-- Excerpted text --
● ● ● ● ● ● ●

During this I also noticed I didn’t actually test for the double quoted here strings, only the single quoted ones, so I added a quick test for these as well.

Make region folding case insensitive and strict whitespace

Issue - Github Issue #1428

Source - Pull Request

Another oversight was I was testing with lower case for region and endregion with region blocks. But you can specify Region and EndRegion as well, similar to what was defined in the original folding regular expressions in VS Code. I fixed this in the Folding Provider by adding the case insensitive matcher (.../i) to the regular expression.

I also noticed that the regular expression I used to detect regions allowed white space between the hash and the text, for example # region would be a valid starting region. However the original folding regular expression did not, in fact it required no whitespace at all, that is, only #region would be detected as a foldable region.

● ● ● ● ● ● ●

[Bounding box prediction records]
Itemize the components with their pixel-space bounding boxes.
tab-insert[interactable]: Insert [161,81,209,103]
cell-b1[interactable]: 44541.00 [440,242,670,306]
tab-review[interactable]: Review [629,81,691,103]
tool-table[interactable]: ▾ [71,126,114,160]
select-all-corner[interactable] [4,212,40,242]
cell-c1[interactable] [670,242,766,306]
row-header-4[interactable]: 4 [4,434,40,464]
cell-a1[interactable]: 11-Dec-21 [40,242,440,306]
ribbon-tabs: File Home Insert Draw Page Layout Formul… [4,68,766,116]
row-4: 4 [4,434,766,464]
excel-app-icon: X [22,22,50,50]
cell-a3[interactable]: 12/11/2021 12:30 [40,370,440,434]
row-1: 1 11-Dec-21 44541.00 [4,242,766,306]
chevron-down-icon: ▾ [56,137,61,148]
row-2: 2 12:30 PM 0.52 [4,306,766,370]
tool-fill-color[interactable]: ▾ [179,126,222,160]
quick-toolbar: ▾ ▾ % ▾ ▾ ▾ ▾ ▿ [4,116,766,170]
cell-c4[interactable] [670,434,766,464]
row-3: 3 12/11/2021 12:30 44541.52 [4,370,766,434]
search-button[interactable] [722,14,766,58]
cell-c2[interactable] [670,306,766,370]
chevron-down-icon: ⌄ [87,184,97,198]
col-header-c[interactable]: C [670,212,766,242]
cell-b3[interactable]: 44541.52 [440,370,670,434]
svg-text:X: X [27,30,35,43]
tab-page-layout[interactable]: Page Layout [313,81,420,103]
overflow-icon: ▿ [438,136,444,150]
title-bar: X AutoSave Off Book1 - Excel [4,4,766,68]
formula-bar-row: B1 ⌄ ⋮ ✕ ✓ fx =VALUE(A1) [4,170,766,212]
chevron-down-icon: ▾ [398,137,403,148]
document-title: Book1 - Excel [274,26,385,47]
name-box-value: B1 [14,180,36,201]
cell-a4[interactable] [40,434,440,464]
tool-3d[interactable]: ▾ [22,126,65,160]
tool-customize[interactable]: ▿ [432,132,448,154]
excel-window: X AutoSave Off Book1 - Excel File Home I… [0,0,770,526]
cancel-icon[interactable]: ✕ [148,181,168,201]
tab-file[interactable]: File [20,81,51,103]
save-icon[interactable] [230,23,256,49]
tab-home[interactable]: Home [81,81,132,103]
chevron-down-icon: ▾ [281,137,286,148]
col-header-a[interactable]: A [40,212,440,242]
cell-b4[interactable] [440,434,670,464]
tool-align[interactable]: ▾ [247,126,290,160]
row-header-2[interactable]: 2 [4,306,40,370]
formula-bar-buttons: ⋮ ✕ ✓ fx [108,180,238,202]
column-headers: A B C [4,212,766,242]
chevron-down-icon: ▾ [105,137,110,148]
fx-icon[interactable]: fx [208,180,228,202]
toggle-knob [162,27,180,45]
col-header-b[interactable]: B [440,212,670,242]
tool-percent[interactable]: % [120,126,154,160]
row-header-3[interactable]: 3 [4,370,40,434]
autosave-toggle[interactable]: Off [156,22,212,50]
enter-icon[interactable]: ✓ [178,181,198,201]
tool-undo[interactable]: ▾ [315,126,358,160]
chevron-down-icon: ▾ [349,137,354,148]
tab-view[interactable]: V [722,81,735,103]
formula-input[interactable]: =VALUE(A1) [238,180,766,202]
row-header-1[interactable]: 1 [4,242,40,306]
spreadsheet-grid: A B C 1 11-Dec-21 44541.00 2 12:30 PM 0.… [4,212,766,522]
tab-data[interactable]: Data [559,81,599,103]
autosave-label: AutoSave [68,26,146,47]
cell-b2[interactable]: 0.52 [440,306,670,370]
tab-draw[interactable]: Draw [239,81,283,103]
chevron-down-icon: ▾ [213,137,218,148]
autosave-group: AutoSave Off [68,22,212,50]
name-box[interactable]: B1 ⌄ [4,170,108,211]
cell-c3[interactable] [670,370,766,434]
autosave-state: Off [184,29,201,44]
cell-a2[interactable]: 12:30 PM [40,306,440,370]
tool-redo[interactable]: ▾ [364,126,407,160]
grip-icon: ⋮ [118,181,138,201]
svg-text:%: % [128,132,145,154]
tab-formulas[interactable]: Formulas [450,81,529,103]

● ● ● ● ● ● ●

Reproduce the passage on region folding between "I also noticed that" and "a foldable region.", inclusive. The records aren't needed for this.

I also noticed that the regular expression I used to detect regions allowed white space between the hash and the text, for example # region would be a valid starting region. However the original folding regular expression did not, in fact it required no whitespace at all, that is, only #region would be detected as a foldable region.